Items from a data source:
• • • • •

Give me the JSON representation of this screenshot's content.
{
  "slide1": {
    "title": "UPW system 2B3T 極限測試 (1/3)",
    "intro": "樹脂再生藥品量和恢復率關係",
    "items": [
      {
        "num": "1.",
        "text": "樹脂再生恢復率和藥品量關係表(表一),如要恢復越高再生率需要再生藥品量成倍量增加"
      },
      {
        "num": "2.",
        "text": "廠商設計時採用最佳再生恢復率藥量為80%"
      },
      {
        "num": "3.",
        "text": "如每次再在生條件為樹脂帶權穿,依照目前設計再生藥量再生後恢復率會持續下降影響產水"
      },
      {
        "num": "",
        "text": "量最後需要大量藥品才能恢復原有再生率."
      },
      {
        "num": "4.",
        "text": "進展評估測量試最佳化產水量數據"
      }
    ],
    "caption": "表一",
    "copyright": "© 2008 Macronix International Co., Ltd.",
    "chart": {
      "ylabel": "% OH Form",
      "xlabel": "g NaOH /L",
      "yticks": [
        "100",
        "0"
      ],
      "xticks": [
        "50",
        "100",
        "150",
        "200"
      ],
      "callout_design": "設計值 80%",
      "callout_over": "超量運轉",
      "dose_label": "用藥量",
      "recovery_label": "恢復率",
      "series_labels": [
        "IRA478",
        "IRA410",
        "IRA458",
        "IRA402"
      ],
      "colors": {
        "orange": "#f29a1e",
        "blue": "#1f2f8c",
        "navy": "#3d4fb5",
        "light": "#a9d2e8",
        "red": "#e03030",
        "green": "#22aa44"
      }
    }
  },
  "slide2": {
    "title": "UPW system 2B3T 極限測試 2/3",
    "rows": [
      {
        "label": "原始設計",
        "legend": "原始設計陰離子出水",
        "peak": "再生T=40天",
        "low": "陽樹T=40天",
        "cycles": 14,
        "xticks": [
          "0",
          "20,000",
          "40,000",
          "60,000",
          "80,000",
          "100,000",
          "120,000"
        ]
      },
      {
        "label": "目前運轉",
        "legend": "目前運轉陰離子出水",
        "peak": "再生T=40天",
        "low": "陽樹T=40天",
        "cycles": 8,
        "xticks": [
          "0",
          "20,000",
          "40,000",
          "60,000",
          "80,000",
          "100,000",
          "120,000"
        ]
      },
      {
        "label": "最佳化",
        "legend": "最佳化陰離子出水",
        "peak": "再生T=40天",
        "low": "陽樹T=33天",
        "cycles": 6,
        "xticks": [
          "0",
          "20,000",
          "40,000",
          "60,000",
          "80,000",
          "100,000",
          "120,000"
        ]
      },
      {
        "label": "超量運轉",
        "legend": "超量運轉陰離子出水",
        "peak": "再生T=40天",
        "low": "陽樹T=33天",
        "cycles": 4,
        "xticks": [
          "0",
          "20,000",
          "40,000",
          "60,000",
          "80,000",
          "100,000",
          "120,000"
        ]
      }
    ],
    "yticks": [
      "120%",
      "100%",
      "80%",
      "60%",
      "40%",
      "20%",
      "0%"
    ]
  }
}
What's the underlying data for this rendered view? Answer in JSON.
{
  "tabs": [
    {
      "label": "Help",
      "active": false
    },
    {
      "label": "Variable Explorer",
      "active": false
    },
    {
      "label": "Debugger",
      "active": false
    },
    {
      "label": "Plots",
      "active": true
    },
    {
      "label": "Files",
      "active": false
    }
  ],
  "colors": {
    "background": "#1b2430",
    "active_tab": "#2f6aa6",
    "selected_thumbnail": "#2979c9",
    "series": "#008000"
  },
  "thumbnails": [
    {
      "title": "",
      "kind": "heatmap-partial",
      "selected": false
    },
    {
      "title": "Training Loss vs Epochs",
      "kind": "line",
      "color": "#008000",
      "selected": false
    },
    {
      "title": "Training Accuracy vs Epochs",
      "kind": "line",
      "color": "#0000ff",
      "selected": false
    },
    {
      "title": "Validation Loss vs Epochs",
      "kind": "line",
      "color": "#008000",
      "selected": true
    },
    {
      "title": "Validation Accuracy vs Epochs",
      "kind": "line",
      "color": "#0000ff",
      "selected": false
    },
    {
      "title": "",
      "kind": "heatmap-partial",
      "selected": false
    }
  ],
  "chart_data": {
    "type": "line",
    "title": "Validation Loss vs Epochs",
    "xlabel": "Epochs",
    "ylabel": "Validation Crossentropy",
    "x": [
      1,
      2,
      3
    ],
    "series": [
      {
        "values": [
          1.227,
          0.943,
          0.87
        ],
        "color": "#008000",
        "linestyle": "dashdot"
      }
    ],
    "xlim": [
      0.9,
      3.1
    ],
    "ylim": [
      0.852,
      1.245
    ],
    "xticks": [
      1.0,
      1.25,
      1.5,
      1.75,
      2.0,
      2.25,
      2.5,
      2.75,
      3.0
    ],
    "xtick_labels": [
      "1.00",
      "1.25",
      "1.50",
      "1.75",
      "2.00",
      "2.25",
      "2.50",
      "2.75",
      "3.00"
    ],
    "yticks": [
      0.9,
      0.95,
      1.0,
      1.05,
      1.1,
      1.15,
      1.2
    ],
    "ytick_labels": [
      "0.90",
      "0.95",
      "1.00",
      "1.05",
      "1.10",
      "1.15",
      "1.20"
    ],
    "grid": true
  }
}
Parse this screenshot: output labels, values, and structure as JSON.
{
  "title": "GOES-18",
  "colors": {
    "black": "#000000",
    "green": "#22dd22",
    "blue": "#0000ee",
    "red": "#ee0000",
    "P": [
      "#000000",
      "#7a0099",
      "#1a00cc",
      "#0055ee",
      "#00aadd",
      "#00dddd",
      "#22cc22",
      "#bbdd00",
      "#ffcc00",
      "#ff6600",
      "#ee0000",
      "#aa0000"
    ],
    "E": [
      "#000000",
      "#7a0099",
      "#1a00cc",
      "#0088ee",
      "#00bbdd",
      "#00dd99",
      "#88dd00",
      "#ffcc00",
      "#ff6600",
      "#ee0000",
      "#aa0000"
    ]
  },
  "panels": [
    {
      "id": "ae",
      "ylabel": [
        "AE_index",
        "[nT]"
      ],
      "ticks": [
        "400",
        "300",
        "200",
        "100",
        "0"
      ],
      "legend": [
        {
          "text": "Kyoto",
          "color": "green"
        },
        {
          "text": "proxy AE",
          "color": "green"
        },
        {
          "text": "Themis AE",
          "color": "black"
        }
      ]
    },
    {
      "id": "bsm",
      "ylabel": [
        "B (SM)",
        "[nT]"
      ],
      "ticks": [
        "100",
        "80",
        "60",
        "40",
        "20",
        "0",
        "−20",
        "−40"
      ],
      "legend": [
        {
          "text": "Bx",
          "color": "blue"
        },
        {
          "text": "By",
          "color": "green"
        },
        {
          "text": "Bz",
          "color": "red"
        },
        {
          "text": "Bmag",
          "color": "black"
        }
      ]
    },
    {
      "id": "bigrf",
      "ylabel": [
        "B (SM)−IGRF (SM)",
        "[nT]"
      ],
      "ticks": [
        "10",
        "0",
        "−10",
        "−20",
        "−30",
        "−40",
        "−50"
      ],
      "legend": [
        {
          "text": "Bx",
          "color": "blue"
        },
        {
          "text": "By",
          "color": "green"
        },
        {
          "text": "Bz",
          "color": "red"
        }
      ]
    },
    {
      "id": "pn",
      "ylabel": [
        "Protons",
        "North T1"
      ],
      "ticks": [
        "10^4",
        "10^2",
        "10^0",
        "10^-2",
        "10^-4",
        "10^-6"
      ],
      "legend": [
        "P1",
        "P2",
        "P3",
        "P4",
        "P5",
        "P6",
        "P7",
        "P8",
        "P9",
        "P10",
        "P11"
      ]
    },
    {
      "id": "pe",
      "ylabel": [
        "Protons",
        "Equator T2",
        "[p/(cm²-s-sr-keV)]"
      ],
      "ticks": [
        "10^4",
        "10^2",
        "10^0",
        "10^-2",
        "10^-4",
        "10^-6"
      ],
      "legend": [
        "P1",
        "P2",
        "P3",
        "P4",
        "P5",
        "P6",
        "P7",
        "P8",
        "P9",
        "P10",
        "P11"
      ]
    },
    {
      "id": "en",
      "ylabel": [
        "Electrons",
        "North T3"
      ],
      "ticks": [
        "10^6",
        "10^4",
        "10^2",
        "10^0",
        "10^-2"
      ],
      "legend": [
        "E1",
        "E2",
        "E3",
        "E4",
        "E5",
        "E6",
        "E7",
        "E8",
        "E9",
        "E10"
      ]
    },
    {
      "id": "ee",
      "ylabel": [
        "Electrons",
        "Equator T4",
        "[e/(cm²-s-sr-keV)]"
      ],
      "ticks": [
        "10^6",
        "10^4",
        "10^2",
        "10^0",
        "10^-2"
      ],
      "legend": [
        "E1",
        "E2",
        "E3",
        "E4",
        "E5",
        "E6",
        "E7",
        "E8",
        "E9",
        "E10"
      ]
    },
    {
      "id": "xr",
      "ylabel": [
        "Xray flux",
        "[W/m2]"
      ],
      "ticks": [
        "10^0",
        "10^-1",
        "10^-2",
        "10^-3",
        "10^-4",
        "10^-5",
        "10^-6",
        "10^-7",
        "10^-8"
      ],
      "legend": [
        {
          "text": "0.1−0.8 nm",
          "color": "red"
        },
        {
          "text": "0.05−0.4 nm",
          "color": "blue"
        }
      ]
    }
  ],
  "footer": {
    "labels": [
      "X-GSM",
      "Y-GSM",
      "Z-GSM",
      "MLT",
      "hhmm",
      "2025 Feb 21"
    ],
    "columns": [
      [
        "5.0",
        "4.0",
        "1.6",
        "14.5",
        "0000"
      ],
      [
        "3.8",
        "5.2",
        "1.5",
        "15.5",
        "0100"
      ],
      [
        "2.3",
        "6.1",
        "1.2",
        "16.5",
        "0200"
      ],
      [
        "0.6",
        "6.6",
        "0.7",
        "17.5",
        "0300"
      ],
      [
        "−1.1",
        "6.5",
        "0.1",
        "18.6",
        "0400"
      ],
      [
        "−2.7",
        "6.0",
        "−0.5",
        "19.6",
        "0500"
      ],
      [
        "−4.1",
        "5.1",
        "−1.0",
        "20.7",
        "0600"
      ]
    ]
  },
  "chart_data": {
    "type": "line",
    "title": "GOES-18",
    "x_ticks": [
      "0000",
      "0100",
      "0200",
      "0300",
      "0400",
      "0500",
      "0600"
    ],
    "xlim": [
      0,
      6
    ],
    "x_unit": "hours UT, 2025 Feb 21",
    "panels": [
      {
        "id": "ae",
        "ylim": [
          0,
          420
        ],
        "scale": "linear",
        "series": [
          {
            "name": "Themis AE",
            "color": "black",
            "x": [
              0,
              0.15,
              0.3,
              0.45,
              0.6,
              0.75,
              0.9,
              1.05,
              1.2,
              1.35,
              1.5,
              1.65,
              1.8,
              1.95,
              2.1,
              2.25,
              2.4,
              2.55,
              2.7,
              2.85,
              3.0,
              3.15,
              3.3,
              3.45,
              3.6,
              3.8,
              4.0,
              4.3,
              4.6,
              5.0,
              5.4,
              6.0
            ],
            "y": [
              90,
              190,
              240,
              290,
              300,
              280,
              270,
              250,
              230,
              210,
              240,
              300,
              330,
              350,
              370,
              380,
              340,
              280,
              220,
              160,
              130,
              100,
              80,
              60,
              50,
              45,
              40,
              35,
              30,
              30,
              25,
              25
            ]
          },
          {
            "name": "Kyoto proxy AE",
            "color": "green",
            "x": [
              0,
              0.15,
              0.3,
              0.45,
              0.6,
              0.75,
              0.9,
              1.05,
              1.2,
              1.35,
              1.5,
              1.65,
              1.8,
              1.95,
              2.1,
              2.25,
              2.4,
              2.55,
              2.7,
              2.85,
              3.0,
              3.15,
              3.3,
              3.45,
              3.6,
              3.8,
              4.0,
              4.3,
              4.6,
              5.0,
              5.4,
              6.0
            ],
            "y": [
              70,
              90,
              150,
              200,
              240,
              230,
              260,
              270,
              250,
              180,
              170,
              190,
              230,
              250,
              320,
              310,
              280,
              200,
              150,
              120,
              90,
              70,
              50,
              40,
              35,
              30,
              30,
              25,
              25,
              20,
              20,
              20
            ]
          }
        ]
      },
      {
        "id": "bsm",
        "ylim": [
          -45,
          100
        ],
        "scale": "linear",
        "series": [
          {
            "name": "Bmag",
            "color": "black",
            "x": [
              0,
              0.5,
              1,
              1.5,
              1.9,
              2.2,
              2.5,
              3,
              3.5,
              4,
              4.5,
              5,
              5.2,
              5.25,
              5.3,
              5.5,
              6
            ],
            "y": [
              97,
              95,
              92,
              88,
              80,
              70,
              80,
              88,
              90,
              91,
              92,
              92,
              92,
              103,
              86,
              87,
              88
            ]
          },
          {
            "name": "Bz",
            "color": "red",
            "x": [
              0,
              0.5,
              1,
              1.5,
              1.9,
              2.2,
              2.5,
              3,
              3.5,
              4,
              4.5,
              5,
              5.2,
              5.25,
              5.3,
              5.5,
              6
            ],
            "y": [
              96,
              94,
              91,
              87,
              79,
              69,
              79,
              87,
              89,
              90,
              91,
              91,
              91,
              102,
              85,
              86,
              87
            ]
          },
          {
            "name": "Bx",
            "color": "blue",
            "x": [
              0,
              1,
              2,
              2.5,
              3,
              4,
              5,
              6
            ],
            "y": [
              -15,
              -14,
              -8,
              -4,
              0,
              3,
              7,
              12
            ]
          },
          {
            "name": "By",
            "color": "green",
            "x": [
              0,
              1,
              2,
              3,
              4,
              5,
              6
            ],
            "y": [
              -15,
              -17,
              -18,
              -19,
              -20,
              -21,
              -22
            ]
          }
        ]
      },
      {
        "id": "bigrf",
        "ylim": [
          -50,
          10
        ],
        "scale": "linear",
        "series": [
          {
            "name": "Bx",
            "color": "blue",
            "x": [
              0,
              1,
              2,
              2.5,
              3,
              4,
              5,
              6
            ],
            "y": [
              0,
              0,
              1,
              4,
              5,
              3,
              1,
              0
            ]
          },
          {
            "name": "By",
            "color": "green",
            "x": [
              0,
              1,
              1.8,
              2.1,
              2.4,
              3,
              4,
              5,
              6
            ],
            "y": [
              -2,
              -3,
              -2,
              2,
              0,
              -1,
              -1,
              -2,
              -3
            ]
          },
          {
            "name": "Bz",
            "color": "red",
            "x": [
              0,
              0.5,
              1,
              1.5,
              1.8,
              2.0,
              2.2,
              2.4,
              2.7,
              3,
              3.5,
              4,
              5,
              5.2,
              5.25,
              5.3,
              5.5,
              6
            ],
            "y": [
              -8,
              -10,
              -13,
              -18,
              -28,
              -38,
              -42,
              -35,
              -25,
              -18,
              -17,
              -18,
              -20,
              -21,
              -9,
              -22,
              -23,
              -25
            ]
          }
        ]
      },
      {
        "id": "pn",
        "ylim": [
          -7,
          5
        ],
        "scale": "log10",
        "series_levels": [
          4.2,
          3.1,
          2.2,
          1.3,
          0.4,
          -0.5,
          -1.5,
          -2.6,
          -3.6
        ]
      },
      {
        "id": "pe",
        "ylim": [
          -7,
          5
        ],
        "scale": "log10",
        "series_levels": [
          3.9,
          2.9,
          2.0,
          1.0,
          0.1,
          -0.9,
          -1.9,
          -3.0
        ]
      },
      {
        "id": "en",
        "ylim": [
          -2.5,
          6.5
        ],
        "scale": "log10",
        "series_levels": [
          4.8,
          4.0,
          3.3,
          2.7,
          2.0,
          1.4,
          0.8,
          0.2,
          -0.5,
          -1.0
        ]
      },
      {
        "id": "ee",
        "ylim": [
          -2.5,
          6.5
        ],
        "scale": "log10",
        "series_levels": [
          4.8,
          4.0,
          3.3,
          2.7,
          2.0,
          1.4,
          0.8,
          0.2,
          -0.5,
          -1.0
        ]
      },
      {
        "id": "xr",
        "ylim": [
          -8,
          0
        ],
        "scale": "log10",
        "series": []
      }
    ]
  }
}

• • • • •

Show the lines of the data that hold the word "極限測試".

EXERCISE SOLUTION:
    "title": "UPW system 2B3T 極限測試 (1/3)",
    "title": "UPW system 2B3T 極限測試 2/3",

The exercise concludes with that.